Copy every record exactly, and keep the pictures out.

** start of Listed records **

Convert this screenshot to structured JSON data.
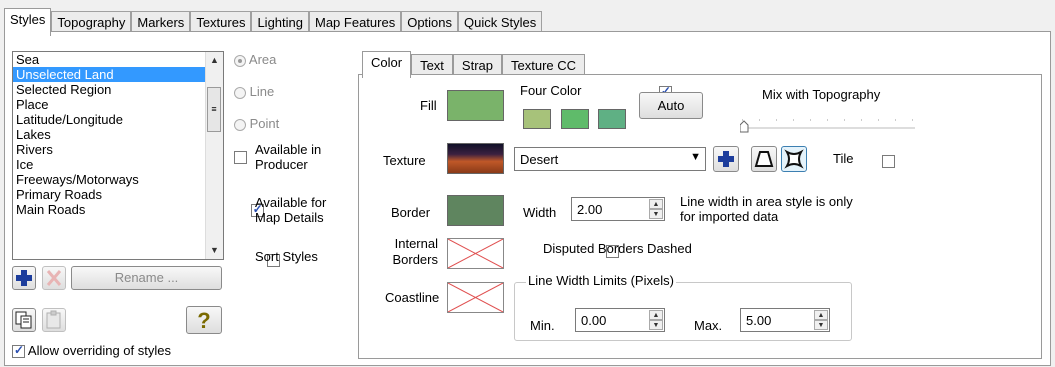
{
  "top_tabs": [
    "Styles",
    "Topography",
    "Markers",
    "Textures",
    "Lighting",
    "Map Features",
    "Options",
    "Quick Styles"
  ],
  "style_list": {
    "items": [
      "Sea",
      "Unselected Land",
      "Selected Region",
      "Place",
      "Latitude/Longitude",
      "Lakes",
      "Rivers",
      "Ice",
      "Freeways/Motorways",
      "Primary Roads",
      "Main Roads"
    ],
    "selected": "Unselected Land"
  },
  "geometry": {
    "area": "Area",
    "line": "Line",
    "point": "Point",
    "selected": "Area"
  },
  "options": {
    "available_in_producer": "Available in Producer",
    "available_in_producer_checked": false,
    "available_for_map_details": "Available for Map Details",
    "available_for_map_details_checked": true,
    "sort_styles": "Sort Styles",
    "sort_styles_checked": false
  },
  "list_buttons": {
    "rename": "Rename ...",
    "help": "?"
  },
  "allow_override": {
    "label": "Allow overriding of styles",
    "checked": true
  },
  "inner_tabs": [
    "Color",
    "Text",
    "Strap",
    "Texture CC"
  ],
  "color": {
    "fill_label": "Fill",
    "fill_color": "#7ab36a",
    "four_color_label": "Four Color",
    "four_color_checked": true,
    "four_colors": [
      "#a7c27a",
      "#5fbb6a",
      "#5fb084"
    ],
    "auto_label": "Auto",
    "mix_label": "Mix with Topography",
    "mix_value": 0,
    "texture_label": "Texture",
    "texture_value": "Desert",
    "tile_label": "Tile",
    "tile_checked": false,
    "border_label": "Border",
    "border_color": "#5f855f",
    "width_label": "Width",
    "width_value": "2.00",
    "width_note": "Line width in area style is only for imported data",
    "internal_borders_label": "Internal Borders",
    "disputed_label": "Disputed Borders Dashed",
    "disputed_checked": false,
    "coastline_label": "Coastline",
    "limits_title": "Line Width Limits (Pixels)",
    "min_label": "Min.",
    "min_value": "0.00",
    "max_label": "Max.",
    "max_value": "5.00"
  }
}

** end of Listed records **

# Response below
Convert this screenshot to structured JSON data.
{
  "top_tabs": [
    "Styles",
    "Topography",
    "Markers",
    "Textures",
    "Lighting",
    "Map Features",
    "Options",
    "Quick Styles"
  ],
  "style_list": {
    "items": [
      "Sea",
      "Unselected Land",
      "Selected Region",
      "Place",
      "Latitude/Longitude",
      "Lakes",
      "Rivers",
      "Ice",
      "Freeways/Motorways",
      "Primary Roads",
      "Main Roads"
    ],
    "selected": "Unselected Land"
  },
  "geometry": {
    "area": "Area",
    "line": "Line",
    "point": "Point",
    "selected": "Area"
  },
  "options": {
    "available_in_producer": "Available in Producer",
    "available_in_producer_checked": false,
    "available_for_map_details": "Available for Map Details",
    "available_for_map_details_checked": true,
    "sort_styles": "Sort Styles",
    "sort_styles_checked": false
  },
  "list_buttons": {
    "rename": "Rename ...",
    "help": "?"
  },
  "allow_override": {
    "label": "Allow overriding of styles",
    "checked": true
  },
  "inner_tabs": [
    "Color",
    "Text",
    "Strap",
    "Texture CC"
  ],
  "color": {
    "fill_label": "Fill",
    "fill_color": "#7ab36a",
    "four_color_label": "Four Color",
    "four_color_checked": true,
    "four_colors": [
      "#a7c27a",
      "#5fbb6a",
      "#5fb084"
    ],
    "auto_label": "Auto",
    "mix_label": "Mix with Topography",
    "mix_value": 0,
    "texture_label": "Texture",
    "texture_value": "Desert",
    "tile_label": "Tile",
    "tile_checked": false,
    "border_label": "Border",
    "border_color": "#5f855f",
    "width_label": "Width",
    "width_value": "2.00",
    "width_note": "Line width in area style is only for imported data",
    "internal_borders_label": "Internal Borders",
    "disputed_label": "Disputed Borders Dashed",
    "disputed_checked": false,
    "coastline_label": "Coastline",
    "limits_title": "Line Width Limits (Pixels)",
    "min_label": "Min.",
    "min_value": "0.00",
    "max_label": "Max.",
    "max_value": "5.00"
  }
}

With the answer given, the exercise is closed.